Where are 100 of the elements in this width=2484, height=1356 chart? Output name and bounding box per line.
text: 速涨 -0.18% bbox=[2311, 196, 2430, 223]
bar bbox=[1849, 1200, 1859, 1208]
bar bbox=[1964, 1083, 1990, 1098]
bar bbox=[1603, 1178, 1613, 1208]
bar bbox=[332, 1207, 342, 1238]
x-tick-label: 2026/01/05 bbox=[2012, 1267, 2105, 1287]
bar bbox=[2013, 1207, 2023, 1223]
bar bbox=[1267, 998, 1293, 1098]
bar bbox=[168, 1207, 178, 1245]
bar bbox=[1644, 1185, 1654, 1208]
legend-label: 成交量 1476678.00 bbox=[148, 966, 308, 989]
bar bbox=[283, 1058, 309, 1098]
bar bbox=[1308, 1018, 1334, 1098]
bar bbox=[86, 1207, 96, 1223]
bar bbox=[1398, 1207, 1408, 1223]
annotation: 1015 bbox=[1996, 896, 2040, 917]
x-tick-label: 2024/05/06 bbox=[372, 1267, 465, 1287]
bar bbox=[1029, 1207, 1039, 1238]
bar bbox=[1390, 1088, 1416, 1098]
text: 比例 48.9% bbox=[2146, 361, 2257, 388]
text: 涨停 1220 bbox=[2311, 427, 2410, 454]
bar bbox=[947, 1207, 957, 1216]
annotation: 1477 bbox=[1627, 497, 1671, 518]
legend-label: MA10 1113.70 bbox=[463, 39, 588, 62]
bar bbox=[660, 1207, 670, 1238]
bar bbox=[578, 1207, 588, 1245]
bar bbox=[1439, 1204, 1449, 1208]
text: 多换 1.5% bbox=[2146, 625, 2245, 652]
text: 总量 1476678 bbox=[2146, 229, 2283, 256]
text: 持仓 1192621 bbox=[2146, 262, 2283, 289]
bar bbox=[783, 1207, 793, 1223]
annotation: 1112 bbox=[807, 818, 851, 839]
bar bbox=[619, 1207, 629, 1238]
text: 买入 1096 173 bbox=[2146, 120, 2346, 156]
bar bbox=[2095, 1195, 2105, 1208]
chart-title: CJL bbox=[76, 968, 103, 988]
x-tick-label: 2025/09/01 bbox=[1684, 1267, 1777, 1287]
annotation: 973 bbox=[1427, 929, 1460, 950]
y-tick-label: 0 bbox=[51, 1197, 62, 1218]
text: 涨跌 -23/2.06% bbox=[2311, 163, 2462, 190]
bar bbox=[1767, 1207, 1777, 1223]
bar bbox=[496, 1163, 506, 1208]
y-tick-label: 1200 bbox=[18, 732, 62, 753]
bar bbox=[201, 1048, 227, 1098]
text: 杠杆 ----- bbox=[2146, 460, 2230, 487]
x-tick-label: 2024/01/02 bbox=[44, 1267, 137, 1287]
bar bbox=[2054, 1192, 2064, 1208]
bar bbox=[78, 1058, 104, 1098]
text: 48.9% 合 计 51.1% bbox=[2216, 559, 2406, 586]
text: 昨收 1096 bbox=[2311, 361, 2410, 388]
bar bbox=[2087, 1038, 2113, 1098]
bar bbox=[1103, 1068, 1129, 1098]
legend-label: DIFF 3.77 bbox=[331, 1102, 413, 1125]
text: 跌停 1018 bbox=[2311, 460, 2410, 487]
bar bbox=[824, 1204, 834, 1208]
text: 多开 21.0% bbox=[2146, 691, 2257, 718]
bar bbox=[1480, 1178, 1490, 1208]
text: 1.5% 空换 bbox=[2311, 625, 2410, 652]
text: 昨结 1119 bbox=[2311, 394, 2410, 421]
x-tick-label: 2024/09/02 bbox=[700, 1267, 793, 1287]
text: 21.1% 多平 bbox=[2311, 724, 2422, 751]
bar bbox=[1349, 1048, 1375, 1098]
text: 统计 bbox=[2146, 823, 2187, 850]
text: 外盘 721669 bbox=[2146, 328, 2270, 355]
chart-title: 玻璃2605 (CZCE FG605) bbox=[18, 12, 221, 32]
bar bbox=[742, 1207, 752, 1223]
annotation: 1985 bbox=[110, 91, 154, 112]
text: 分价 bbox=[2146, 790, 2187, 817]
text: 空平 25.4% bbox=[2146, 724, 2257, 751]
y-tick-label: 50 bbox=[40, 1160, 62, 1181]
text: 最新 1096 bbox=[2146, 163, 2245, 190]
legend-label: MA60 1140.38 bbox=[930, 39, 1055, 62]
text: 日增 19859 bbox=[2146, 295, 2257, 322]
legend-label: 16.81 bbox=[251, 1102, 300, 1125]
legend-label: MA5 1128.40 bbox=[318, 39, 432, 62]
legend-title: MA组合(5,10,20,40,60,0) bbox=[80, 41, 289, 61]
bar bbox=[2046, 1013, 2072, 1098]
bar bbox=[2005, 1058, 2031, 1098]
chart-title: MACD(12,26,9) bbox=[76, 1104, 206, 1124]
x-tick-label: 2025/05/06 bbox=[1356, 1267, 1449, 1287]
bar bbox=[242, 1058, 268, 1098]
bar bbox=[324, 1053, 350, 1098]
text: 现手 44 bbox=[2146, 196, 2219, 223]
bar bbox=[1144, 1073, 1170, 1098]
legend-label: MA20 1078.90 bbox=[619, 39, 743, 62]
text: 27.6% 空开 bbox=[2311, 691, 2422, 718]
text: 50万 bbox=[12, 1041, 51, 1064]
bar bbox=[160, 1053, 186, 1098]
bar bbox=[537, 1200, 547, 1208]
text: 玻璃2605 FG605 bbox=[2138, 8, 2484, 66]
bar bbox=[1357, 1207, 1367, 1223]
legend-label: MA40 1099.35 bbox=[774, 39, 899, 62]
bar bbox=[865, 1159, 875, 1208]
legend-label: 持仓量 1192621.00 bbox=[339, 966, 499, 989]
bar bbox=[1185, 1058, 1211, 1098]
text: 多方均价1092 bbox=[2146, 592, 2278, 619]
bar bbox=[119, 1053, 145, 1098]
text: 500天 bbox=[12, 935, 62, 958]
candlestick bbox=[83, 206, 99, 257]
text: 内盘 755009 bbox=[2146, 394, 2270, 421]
# # #
- What needs to be done
Reproduce every row above verbatim, one per line and in the same order.

- Final result
Where are 100 of the elements in this width=2484, height=1356 chart? Output name and bounding box per line.
text: 速涨 -0.18% bbox=[2311, 196, 2430, 223]
bar bbox=[1849, 1200, 1859, 1208]
bar bbox=[1964, 1083, 1990, 1098]
bar bbox=[1603, 1178, 1613, 1208]
bar bbox=[332, 1207, 342, 1238]
x-tick-label: 2026/01/05 bbox=[2012, 1267, 2105, 1287]
bar bbox=[2013, 1207, 2023, 1223]
bar bbox=[1267, 998, 1293, 1098]
bar bbox=[168, 1207, 178, 1245]
bar bbox=[1644, 1185, 1654, 1208]
legend-label: 成交量 1476678.00 bbox=[148, 966, 308, 989]
bar bbox=[283, 1058, 309, 1098]
bar bbox=[1308, 1018, 1334, 1098]
bar bbox=[86, 1207, 96, 1223]
bar bbox=[1398, 1207, 1408, 1223]
annotation: 1015 bbox=[1996, 896, 2040, 917]
x-tick-label: 2024/05/06 bbox=[372, 1267, 465, 1287]
bar bbox=[1029, 1207, 1039, 1238]
bar bbox=[1390, 1088, 1416, 1098]
text: 比例 48.9% bbox=[2146, 361, 2257, 388]
text: 涨停 1220 bbox=[2311, 427, 2410, 454]
bar bbox=[947, 1207, 957, 1216]
annotation: 1477 bbox=[1627, 497, 1671, 518]
legend-label: MA10 1113.70 bbox=[463, 39, 588, 62]
bar bbox=[660, 1207, 670, 1238]
bar bbox=[578, 1207, 588, 1245]
bar bbox=[1439, 1204, 1449, 1208]
text: 多换 1.5% bbox=[2146, 625, 2245, 652]
text: 总量 1476678 bbox=[2146, 229, 2283, 256]
text: 持仓 1192621 bbox=[2146, 262, 2283, 289]
bar bbox=[783, 1207, 793, 1223]
annotation: 1112 bbox=[807, 818, 851, 839]
bar bbox=[619, 1207, 629, 1238]
text: 买入 1096 173 bbox=[2146, 120, 2346, 156]
bar bbox=[2095, 1195, 2105, 1208]
chart-title: CJL bbox=[76, 968, 103, 988]
x-tick-label: 2025/09/01 bbox=[1684, 1267, 1777, 1287]
annotation: 973 bbox=[1427, 929, 1460, 950]
y-tick-label: 0 bbox=[51, 1197, 62, 1218]
text: 涨跌 -23/2.06% bbox=[2311, 163, 2462, 190]
bar bbox=[1767, 1207, 1777, 1223]
bar bbox=[496, 1163, 506, 1208]
y-tick-label: 1200 bbox=[18, 732, 62, 753]
bar bbox=[201, 1048, 227, 1098]
text: 杠杆 ----- bbox=[2146, 460, 2230, 487]
x-tick-label: 2024/01/02 bbox=[44, 1267, 137, 1287]
bar bbox=[2054, 1192, 2064, 1208]
bar bbox=[78, 1058, 104, 1098]
text: 48.9% 合 计 51.1% bbox=[2216, 559, 2406, 586]
text: 昨收 1096 bbox=[2311, 361, 2410, 388]
bar bbox=[2087, 1038, 2113, 1098]
bar bbox=[1103, 1068, 1129, 1098]
legend-label: DIFF 3.77 bbox=[331, 1102, 413, 1125]
text: 跌停 1018 bbox=[2311, 460, 2410, 487]
bar bbox=[824, 1204, 834, 1208]
text: 多开 21.0% bbox=[2146, 691, 2257, 718]
bar bbox=[1480, 1178, 1490, 1208]
text: 1.5% 空换 bbox=[2311, 625, 2410, 652]
text: 昨结 1119 bbox=[2311, 394, 2410, 421]
x-tick-label: 2024/09/02 bbox=[700, 1267, 793, 1287]
text: 21.1% 多平 bbox=[2311, 724, 2422, 751]
bar bbox=[1349, 1048, 1375, 1098]
text: 统计 bbox=[2146, 823, 2187, 850]
text: 外盘 721669 bbox=[2146, 328, 2270, 355]
chart-title: 玻璃2605 (CZCE FG605) bbox=[18, 12, 221, 32]
bar bbox=[742, 1207, 752, 1223]
annotation: 1985 bbox=[110, 91, 154, 112]
text: 分价 bbox=[2146, 790, 2187, 817]
text: 空平 25.4% bbox=[2146, 724, 2257, 751]
y-tick-label: 50 bbox=[40, 1160, 62, 1181]
text: 最新 1096 bbox=[2146, 163, 2245, 190]
legend-label: MA60 1140.38 bbox=[930, 39, 1055, 62]
text: 日增 19859 bbox=[2146, 295, 2257, 322]
legend-label: 16.81 bbox=[251, 1102, 300, 1125]
legend-label: MA5 1128.40 bbox=[318, 39, 432, 62]
legend-title: MA组合(5,10,20,40,60,0) bbox=[80, 41, 289, 61]
bar bbox=[2046, 1013, 2072, 1098]
bar bbox=[2005, 1058, 2031, 1098]
chart-title: MACD(12,26,9) bbox=[76, 1104, 206, 1124]
x-tick-label: 2025/05/06 bbox=[1356, 1267, 1449, 1287]
bar bbox=[242, 1058, 268, 1098]
bar bbox=[324, 1053, 350, 1098]
text: 现手 44 bbox=[2146, 196, 2219, 223]
bar bbox=[1144, 1073, 1170, 1098]
legend-label: MA20 1078.90 bbox=[619, 39, 743, 62]
text: 27.6% 空开 bbox=[2311, 691, 2422, 718]
text: 50万 bbox=[12, 1041, 51, 1064]
bar bbox=[160, 1053, 186, 1098]
bar bbox=[537, 1200, 547, 1208]
text: 玻璃2605 FG605 bbox=[2138, 8, 2484, 66]
bar bbox=[1357, 1207, 1367, 1223]
legend-label: MA40 1099.35 bbox=[774, 39, 899, 62]
bar bbox=[865, 1159, 875, 1208]
legend-label: 持仓量 1192621.00 bbox=[339, 966, 499, 989]
bar bbox=[1185, 1058, 1211, 1098]
text: 多方均价1092 bbox=[2146, 592, 2278, 619]
bar bbox=[119, 1053, 145, 1098]
text: 500天 bbox=[12, 935, 62, 958]
candlestick bbox=[83, 206, 99, 257]
text: 内盘 755009 bbox=[2146, 394, 2270, 421]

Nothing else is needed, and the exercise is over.